Stored dataset items:
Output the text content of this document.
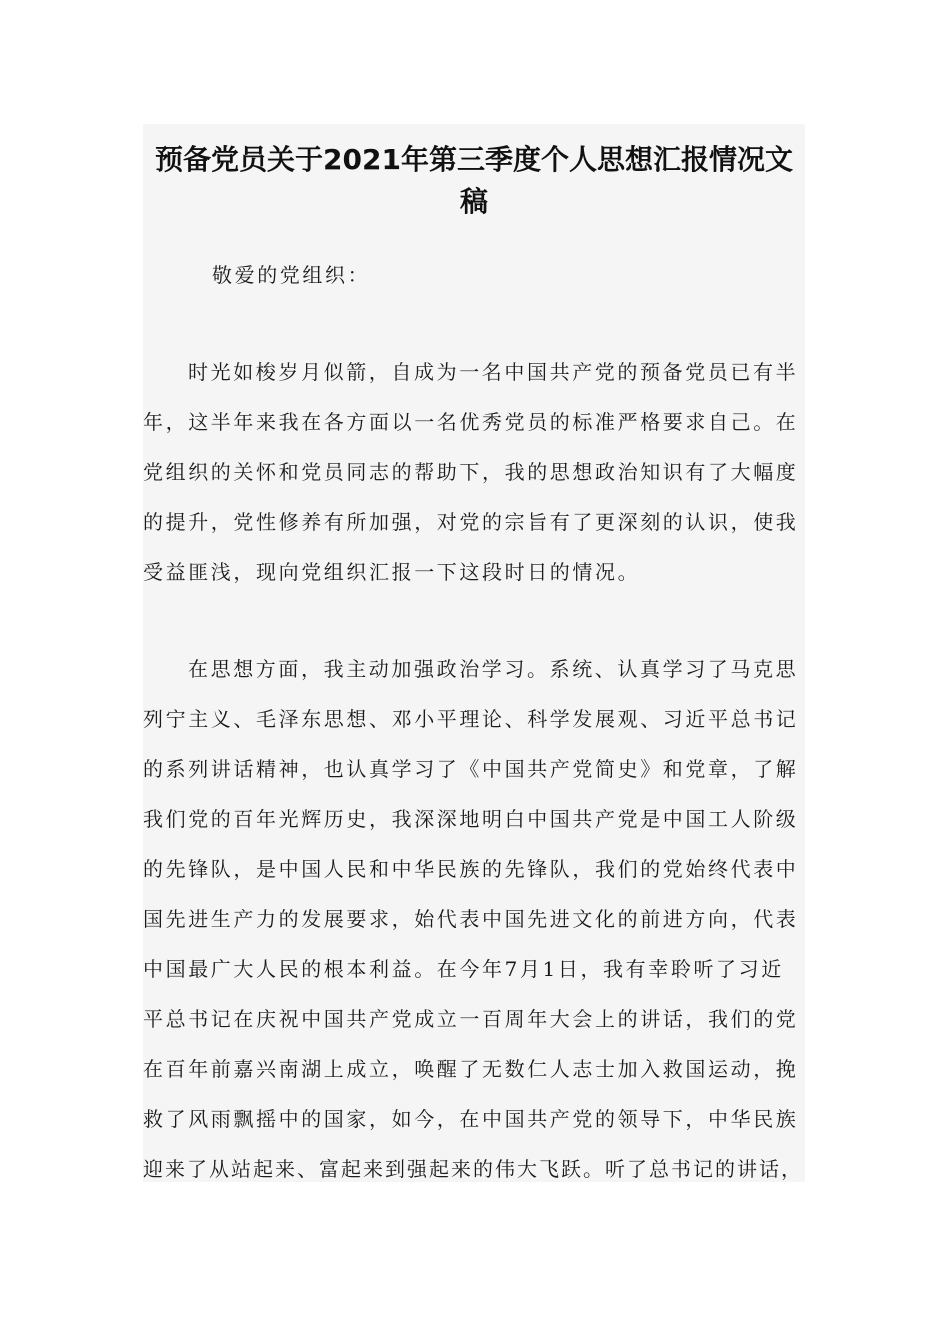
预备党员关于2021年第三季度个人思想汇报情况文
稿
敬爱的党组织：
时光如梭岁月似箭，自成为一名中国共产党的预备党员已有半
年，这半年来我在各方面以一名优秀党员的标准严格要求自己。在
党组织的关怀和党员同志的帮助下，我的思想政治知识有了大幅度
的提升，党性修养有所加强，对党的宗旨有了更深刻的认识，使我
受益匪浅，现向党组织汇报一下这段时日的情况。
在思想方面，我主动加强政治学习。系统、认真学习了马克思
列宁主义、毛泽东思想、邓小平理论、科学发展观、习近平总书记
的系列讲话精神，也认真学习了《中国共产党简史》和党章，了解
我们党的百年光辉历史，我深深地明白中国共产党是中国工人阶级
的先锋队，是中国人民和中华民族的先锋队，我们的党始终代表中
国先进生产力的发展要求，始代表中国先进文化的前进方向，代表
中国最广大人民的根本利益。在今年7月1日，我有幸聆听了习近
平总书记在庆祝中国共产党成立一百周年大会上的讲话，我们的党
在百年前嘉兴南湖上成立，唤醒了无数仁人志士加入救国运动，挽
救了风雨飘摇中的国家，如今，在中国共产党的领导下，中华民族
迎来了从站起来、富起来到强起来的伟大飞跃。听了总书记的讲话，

**EXERCISE DETAILS**
Pictures are excluded; copy every other part of the records exactly.

**WORKED SOLUTION**
Output the text content of this document.
预备党员关于2021年第三季度个人思想汇报情况文
稿
敬爱的党组织：
时光如梭岁月似箭，自成为一名中国共产党的预备党员已有半
年，这半年来我在各方面以一名优秀党员的标准严格要求自己。在
党组织的关怀和党员同志的帮助下，我的思想政治知识有了大幅度
的提升，党性修养有所加强，对党的宗旨有了更深刻的认识，使我
受益匪浅，现向党组织汇报一下这段时日的情况。
在思想方面，我主动加强政治学习。系统、认真学习了马克思
列宁主义、毛泽东思想、邓小平理论、科学发展观、习近平总书记
的系列讲话精神，也认真学习了《中国共产党简史》和党章，了解
我们党的百年光辉历史，我深深地明白中国共产党是中国工人阶级
的先锋队，是中国人民和中华民族的先锋队，我们的党始终代表中
国先进生产力的发展要求，始代表中国先进文化的前进方向，代表
中国最广大人民的根本利益。在今年7月1日，我有幸聆听了习近
平总书记在庆祝中国共产党成立一百周年大会上的讲话，我们的党
在百年前嘉兴南湖上成立，唤醒了无数仁人志士加入救国运动，挽
救了风雨飘摇中的国家，如今，在中国共产党的领导下，中华民族
迎来了从站起来、富起来到强起来的伟大飞跃。听了总书记的讲话，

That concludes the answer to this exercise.